* start *

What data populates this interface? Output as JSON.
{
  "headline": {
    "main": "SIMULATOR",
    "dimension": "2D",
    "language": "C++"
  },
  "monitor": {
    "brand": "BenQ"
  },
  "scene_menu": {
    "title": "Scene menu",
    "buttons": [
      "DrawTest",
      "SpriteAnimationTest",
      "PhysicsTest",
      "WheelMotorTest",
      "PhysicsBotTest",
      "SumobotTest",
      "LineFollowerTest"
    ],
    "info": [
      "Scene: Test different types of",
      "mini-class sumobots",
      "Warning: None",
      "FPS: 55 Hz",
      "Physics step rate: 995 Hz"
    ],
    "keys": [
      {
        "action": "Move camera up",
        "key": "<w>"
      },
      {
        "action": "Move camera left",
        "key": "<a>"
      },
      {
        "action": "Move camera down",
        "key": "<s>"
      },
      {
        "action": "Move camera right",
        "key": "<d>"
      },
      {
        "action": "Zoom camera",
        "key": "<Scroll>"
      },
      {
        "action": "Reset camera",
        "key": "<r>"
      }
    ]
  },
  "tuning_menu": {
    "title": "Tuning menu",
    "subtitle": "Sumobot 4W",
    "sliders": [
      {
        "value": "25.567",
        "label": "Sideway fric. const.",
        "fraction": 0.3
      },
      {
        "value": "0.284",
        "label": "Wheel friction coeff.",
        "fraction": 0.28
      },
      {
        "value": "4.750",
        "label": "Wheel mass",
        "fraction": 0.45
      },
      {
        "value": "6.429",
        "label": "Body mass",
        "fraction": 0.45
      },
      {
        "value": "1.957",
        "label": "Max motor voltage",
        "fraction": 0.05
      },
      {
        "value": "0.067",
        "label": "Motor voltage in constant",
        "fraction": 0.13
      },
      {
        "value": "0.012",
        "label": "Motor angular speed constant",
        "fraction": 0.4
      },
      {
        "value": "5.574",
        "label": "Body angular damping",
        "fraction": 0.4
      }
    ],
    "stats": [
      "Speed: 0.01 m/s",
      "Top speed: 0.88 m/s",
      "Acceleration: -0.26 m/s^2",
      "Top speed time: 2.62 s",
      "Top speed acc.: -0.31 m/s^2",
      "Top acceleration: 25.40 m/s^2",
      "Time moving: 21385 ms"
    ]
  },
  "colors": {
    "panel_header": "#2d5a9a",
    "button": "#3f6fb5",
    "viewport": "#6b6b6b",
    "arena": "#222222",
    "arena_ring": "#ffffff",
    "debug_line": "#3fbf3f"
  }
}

* end *

**Aim**
Your task is to retype all of the records exactly.

**The solution**
What data populates this interface? Output as JSON.
{
  "headline": {
    "main": "SIMULATOR",
    "dimension": "2D",
    "language": "C++"
  },
  "monitor": {
    "brand": "BenQ"
  },
  "scene_menu": {
    "title": "Scene menu",
    "buttons": [
      "DrawTest",
      "SpriteAnimationTest",
      "PhysicsTest",
      "WheelMotorTest",
      "PhysicsBotTest",
      "SumobotTest",
      "LineFollowerTest"
    ],
    "info": [
      "Scene: Test different types of",
      "mini-class sumobots",
      "Warning: None",
      "FPS: 55 Hz",
      "Physics step rate: 995 Hz"
    ],
    "keys": [
      {
        "action": "Move camera up",
        "key": "<w>"
      },
      {
        "action": "Move camera left",
        "key": "<a>"
      },
      {
        "action": "Move camera down",
        "key": "<s>"
      },
      {
        "action": "Move camera right",
        "key": "<d>"
      },
      {
        "action": "Zoom camera",
        "key": "<Scroll>"
      },
      {
        "action": "Reset camera",
        "key": "<r>"
      }
    ]
  },
  "tuning_menu": {
    "title": "Tuning menu",
    "subtitle": "Sumobot 4W",
    "sliders": [
      {
        "value": "25.567",
        "label": "Sideway fric. const.",
        "fraction": 0.3
      },
      {
        "value": "0.284",
        "label": "Wheel friction coeff.",
        "fraction": 0.28
      },
      {
        "value": "4.750",
        "label": "Wheel mass",
        "fraction": 0.45
      },
      {
        "value": "6.429",
        "label": "Body mass",
        "fraction": 0.45
      },
      {
        "value": "1.957",
        "label": "Max motor voltage",
        "fraction": 0.05
      },
      {
        "value": "0.067",
        "label": "Motor voltage in constant",
        "fraction": 0.13
      },
      {
        "value": "0.012",
        "label": "Motor angular speed constant",
        "fraction": 0.4
      },
      {
        "value": "5.574",
        "label": "Body angular damping",
        "fraction": 0.4
      }
    ],
    "stats": [
      "Speed: 0.01 m/s",
      "Top speed: 0.88 m/s",
      "Acceleration: -0.26 m/s^2",
      "Top speed time: 2.62 s",
      "Top speed acc.: -0.31 m/s^2",
      "Top acceleration: 25.40 m/s^2",
      "Time moving: 21385 ms"
    ]
  },
  "colors": {
    "panel_header": "#2d5a9a",
    "button": "#3f6fb5",
    "viewport": "#6b6b6b",
    "arena": "#222222",
    "arena_ring": "#ffffff",
    "debug_line": "#3fbf3f"
  }
}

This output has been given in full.